## Start

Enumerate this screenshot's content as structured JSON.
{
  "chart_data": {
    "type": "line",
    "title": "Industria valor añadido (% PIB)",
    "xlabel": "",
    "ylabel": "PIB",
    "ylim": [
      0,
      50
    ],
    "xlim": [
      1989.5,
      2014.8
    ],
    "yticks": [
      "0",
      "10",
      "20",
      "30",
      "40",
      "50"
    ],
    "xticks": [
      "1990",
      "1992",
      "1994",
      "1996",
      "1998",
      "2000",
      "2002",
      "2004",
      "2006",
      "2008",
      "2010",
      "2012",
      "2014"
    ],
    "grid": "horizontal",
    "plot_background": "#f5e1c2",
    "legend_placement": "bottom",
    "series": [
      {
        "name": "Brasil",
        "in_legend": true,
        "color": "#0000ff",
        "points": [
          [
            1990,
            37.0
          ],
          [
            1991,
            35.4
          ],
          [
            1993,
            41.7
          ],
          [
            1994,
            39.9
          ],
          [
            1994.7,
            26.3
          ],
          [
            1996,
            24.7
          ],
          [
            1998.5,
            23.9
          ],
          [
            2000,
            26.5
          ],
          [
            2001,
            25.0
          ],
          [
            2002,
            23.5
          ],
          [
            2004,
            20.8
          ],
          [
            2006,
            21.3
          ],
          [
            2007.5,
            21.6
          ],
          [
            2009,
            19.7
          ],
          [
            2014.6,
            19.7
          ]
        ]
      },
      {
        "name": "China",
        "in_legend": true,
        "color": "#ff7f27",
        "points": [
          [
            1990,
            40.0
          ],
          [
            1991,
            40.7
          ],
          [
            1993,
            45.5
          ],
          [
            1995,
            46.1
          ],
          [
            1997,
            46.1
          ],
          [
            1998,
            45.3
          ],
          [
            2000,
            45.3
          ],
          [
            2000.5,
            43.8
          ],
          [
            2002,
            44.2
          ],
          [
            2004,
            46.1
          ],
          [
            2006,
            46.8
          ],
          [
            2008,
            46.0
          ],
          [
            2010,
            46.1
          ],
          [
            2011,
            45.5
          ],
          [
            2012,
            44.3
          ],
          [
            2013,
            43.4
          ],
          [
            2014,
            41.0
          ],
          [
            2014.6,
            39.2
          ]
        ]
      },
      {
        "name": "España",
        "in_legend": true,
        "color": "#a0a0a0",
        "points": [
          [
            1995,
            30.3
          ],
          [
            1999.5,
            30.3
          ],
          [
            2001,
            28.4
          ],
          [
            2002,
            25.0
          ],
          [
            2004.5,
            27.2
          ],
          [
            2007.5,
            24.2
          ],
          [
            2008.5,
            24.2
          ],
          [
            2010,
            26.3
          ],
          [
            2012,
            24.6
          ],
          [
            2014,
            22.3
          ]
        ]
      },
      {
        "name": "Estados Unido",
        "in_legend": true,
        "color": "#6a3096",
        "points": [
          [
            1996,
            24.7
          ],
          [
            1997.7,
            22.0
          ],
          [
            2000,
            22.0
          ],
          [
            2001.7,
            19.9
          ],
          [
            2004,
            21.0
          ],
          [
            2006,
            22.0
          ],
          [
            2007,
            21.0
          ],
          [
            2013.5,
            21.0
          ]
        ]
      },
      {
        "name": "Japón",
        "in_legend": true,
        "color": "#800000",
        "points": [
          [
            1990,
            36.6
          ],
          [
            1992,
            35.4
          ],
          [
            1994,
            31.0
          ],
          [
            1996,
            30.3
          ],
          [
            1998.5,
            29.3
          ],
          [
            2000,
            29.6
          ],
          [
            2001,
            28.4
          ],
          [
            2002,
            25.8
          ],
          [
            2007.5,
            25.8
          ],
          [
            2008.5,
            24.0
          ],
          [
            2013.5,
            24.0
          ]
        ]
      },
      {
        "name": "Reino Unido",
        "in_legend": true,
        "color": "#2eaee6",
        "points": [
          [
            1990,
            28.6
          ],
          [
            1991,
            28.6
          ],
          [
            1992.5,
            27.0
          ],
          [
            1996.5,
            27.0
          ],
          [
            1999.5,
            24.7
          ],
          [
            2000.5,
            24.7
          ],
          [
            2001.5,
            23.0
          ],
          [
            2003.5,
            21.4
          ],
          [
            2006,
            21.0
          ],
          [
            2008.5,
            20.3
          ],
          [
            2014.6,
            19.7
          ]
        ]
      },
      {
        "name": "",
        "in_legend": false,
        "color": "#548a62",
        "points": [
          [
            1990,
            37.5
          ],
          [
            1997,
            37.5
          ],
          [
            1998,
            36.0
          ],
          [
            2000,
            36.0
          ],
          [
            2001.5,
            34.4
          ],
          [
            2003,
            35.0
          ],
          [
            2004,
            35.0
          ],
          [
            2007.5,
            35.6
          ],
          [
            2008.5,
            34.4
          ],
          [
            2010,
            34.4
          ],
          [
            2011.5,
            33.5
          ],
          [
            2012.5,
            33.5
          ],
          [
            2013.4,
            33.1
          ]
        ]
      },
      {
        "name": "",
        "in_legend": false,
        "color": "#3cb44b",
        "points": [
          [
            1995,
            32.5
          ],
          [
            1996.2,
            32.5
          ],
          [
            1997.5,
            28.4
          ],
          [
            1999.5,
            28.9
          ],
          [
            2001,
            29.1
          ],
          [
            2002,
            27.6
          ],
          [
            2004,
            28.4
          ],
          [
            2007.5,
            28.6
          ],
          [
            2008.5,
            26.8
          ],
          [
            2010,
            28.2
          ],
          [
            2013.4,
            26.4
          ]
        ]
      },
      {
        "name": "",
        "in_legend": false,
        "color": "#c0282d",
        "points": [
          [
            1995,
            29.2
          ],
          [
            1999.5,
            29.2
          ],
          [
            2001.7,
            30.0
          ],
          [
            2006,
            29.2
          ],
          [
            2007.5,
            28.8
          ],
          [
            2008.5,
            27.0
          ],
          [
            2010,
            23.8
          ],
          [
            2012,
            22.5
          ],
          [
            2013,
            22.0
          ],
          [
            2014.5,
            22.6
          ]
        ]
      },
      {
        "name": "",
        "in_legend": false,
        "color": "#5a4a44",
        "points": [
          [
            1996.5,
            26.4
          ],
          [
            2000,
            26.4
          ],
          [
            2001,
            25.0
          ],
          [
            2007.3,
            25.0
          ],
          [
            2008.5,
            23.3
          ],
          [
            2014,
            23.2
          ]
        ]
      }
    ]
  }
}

## End

TASK INSTRUCTIONS: Hand back the material above in full, exactly as written.

EXERCISE ANSWER:
Enumerate this screenshot's content as structured JSON.
{
  "chart_data": {
    "type": "line",
    "title": "Industria valor añadido (% PIB)",
    "xlabel": "",
    "ylabel": "PIB",
    "ylim": [
      0,
      50
    ],
    "xlim": [
      1989.5,
      2014.8
    ],
    "yticks": [
      "0",
      "10",
      "20",
      "30",
      "40",
      "50"
    ],
    "xticks": [
      "1990",
      "1992",
      "1994",
      "1996",
      "1998",
      "2000",
      "2002",
      "2004",
      "2006",
      "2008",
      "2010",
      "2012",
      "2014"
    ],
    "grid": "horizontal",
    "plot_background": "#f5e1c2",
    "legend_placement": "bottom",
    "series": [
      {
        "name": "Brasil",
        "in_legend": true,
        "color": "#0000ff",
        "points": [
          [
            1990,
            37.0
          ],
          [
            1991,
            35.4
          ],
          [
            1993,
            41.7
          ],
          [
            1994,
            39.9
          ],
          [
            1994.7,
            26.3
          ],
          [
            1996,
            24.7
          ],
          [
            1998.5,
            23.9
          ],
          [
            2000,
            26.5
          ],
          [
            2001,
            25.0
          ],
          [
            2002,
            23.5
          ],
          [
            2004,
            20.8
          ],
          [
            2006,
            21.3
          ],
          [
            2007.5,
            21.6
          ],
          [
            2009,
            19.7
          ],
          [
            2014.6,
            19.7
          ]
        ]
      },
      {
        "name": "China",
        "in_legend": true,
        "color": "#ff7f27",
        "points": [
          [
            1990,
            40.0
          ],
          [
            1991,
            40.7
          ],
          [
            1993,
            45.5
          ],
          [
            1995,
            46.1
          ],
          [
            1997,
            46.1
          ],
          [
            1998,
            45.3
          ],
          [
            2000,
            45.3
          ],
          [
            2000.5,
            43.8
          ],
          [
            2002,
            44.2
          ],
          [
            2004,
            46.1
          ],
          [
            2006,
            46.8
          ],
          [
            2008,
            46.0
          ],
          [
            2010,
            46.1
          ],
          [
            2011,
            45.5
          ],
          [
            2012,
            44.3
          ],
          [
            2013,
            43.4
          ],
          [
            2014,
            41.0
          ],
          [
            2014.6,
            39.2
          ]
        ]
      },
      {
        "name": "España",
        "in_legend": true,
        "color": "#a0a0a0",
        "points": [
          [
            1995,
            30.3
          ],
          [
            1999.5,
            30.3
          ],
          [
            2001,
            28.4
          ],
          [
            2002,
            25.0
          ],
          [
            2004.5,
            27.2
          ],
          [
            2007.5,
            24.2
          ],
          [
            2008.5,
            24.2
          ],
          [
            2010,
            26.3
          ],
          [
            2012,
            24.6
          ],
          [
            2014,
            22.3
          ]
        ]
      },
      {
        "name": "Estados Unido",
        "in_legend": true,
        "color": "#6a3096",
        "points": [
          [
            1996,
            24.7
          ],
          [
            1997.7,
            22.0
          ],
          [
            2000,
            22.0
          ],
          [
            2001.7,
            19.9
          ],
          [
            2004,
            21.0
          ],
          [
            2006,
            22.0
          ],
          [
            2007,
            21.0
          ],
          [
            2013.5,
            21.0
          ]
        ]
      },
      {
        "name": "Japón",
        "in_legend": true,
        "color": "#800000",
        "points": [
          [
            1990,
            36.6
          ],
          [
            1992,
            35.4
          ],
          [
            1994,
            31.0
          ],
          [
            1996,
            30.3
          ],
          [
            1998.5,
            29.3
          ],
          [
            2000,
            29.6
          ],
          [
            2001,
            28.4
          ],
          [
            2002,
            25.8
          ],
          [
            2007.5,
            25.8
          ],
          [
            2008.5,
            24.0
          ],
          [
            2013.5,
            24.0
          ]
        ]
      },
      {
        "name": "Reino Unido",
        "in_legend": true,
        "color": "#2eaee6",
        "points": [
          [
            1990,
            28.6
          ],
          [
            1991,
            28.6
          ],
          [
            1992.5,
            27.0
          ],
          [
            1996.5,
            27.0
          ],
          [
            1999.5,
            24.7
          ],
          [
            2000.5,
            24.7
          ],
          [
            2001.5,
            23.0
          ],
          [
            2003.5,
            21.4
          ],
          [
            2006,
            21.0
          ],
          [
            2008.5,
            20.3
          ],
          [
            2014.6,
            19.7
          ]
        ]
      },
      {
        "name": "",
        "in_legend": false,
        "color": "#548a62",
        "points": [
          [
            1990,
            37.5
          ],
          [
            1997,
            37.5
          ],
          [
            1998,
            36.0
          ],
          [
            2000,
            36.0
          ],
          [
            2001.5,
            34.4
          ],
          [
            2003,
            35.0
          ],
          [
            2004,
            35.0
          ],
          [
            2007.5,
            35.6
          ],
          [
            2008.5,
            34.4
          ],
          [
            2010,
            34.4
          ],
          [
            2011.5,
            33.5
          ],
          [
            2012.5,
            33.5
          ],
          [
            2013.4,
            33.1
          ]
        ]
      },
      {
        "name": "",
        "in_legend": false,
        "color": "#3cb44b",
        "points": [
          [
            1995,
            32.5
          ],
          [
            1996.2,
            32.5
          ],
          [
            1997.5,
            28.4
          ],
          [
            1999.5,
            28.9
          ],
          [
            2001,
            29.1
          ],
          [
            2002,
            27.6
          ],
          [
            2004,
            28.4
          ],
          [
            2007.5,
            28.6
          ],
          [
            2008.5,
            26.8
          ],
          [
            2010,
            28.2
          ],
          [
            2013.4,
            26.4
          ]
        ]
      },
      {
        "name": "",
        "in_legend": false,
        "color": "#c0282d",
        "points": [
          [
            1995,
            29.2
          ],
          [
            1999.5,
            29.2
          ],
          [
            2001.7,
            30.0
          ],
          [
            2006,
            29.2
          ],
          [
            2007.5,
            28.8
          ],
          [
            2008.5,
            27.0
          ],
          [
            2010,
            23.8
          ],
          [
            2012,
            22.5
          ],
          [
            2013,
            22.0
          ],
          [
            2014.5,
            22.6
          ]
        ]
      },
      {
        "name": "",
        "in_legend": false,
        "color": "#5a4a44",
        "points": [
          [
            1996.5,
            26.4
          ],
          [
            2000,
            26.4
          ],
          [
            2001,
            25.0
          ],
          [
            2007.3,
            25.0
          ],
          [
            2008.5,
            23.3
          ],
          [
            2014,
            23.2
          ]
        ]
      }
    ]
  }
}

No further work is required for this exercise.